GIVEN REQUEST:
Copy out the following lines word for word, from the very first one down to and including the line that contains "indexinfo-form: Bezeichnung Rechnung".

EXTRACTED INFORMATION:
>> begin
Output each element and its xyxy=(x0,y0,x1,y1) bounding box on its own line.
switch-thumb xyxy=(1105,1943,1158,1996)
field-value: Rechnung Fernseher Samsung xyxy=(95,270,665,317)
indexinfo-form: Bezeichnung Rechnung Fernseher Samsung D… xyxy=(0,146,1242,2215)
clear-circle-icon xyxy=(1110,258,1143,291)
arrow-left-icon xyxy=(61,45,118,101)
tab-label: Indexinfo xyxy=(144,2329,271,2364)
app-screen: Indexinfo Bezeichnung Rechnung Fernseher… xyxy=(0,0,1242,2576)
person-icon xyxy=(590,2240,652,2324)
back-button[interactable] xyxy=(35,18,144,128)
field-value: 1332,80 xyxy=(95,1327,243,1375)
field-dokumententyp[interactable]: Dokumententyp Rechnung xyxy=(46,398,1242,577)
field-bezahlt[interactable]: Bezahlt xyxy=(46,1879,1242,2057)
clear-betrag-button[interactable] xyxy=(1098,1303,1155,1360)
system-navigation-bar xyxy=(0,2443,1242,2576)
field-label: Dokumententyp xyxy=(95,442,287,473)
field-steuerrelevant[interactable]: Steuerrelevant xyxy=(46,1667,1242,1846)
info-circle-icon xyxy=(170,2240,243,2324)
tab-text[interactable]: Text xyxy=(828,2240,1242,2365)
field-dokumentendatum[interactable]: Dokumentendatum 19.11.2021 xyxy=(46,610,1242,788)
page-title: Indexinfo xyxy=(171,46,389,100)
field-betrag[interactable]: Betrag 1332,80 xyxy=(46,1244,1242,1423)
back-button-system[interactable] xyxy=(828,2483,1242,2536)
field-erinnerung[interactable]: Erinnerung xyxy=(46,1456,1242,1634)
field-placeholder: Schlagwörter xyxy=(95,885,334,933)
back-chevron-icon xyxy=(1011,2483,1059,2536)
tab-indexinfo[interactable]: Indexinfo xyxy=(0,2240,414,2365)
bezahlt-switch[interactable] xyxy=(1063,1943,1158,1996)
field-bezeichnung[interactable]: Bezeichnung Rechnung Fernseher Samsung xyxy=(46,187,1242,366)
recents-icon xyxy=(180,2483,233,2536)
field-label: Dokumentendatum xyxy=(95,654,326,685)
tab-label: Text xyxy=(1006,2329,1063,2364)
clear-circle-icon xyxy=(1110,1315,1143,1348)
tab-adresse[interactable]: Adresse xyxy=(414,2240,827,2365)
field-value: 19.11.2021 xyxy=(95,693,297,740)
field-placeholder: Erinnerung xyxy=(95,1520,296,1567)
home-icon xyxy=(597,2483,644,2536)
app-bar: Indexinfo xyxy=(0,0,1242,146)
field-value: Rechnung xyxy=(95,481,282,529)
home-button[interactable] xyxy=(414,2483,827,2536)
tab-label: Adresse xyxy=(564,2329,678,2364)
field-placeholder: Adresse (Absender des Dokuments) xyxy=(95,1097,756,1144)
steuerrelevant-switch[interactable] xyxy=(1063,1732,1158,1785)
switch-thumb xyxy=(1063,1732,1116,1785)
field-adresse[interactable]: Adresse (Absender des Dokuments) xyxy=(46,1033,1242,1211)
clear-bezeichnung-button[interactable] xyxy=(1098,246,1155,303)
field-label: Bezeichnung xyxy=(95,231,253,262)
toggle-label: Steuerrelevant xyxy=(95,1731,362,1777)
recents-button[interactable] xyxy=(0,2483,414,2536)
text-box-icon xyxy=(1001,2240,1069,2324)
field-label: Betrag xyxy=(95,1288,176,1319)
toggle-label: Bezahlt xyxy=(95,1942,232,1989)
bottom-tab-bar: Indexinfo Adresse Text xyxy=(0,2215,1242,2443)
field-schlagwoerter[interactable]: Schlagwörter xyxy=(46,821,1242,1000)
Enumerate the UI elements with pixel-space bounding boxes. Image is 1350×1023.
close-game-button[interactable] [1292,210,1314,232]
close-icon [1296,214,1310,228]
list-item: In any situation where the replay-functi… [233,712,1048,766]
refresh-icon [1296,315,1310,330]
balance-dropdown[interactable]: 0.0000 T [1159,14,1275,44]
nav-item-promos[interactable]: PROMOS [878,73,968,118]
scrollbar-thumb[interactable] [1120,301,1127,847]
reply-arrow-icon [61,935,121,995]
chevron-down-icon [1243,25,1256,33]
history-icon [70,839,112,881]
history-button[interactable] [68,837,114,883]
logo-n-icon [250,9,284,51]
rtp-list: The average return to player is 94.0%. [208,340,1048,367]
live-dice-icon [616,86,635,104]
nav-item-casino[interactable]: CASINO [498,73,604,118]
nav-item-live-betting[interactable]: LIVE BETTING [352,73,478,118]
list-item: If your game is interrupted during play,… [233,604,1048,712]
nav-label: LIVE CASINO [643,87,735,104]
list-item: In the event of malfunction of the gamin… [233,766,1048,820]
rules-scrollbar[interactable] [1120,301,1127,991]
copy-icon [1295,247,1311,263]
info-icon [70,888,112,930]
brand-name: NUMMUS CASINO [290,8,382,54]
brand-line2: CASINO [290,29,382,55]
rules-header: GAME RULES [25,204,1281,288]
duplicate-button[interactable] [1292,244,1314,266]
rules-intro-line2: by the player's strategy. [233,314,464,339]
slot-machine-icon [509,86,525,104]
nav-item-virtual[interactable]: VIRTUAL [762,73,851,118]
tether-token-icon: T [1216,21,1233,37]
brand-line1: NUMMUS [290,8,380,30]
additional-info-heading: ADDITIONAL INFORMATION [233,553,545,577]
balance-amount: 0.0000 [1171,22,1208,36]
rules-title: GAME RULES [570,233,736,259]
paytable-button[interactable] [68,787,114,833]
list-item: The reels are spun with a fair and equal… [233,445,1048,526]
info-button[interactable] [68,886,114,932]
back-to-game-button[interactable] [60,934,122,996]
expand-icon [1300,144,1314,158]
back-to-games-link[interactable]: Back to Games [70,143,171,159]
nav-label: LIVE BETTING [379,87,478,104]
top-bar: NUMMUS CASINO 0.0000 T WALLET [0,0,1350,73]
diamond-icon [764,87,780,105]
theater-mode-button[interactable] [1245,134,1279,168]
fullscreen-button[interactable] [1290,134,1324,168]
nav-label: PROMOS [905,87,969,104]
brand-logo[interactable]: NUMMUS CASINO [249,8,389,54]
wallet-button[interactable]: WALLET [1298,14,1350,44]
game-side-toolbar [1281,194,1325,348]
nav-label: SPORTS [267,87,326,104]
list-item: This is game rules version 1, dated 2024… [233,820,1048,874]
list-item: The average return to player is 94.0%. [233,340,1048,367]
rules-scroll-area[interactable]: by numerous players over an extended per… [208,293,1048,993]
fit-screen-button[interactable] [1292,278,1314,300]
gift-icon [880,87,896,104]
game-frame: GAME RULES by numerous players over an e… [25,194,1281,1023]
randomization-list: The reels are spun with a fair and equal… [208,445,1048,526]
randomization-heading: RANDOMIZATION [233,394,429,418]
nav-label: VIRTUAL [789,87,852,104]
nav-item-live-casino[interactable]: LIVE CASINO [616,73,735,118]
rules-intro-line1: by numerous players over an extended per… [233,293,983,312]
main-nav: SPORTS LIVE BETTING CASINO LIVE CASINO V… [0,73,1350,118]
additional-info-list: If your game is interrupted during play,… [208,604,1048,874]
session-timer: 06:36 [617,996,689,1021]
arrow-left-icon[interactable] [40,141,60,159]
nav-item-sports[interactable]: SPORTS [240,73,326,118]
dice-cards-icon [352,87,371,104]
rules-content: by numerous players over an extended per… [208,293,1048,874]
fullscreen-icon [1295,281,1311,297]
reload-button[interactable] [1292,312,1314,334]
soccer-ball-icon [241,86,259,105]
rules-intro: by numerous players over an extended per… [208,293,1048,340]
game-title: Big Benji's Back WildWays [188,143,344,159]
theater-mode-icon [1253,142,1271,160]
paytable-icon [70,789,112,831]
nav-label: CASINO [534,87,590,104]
>> end
RESULT:
Output each element and its xyxy=(x0,y0,x1,y1) bounding box on its own line.
switch-thumb xyxy=(1105,1943,1158,1996)
field-value: Rechnung Fernseher Samsung xyxy=(95,270,665,317)
indexinfo-form: Bezeichnung Rechnung Fernseher Samsung D… xyxy=(0,146,1242,2215)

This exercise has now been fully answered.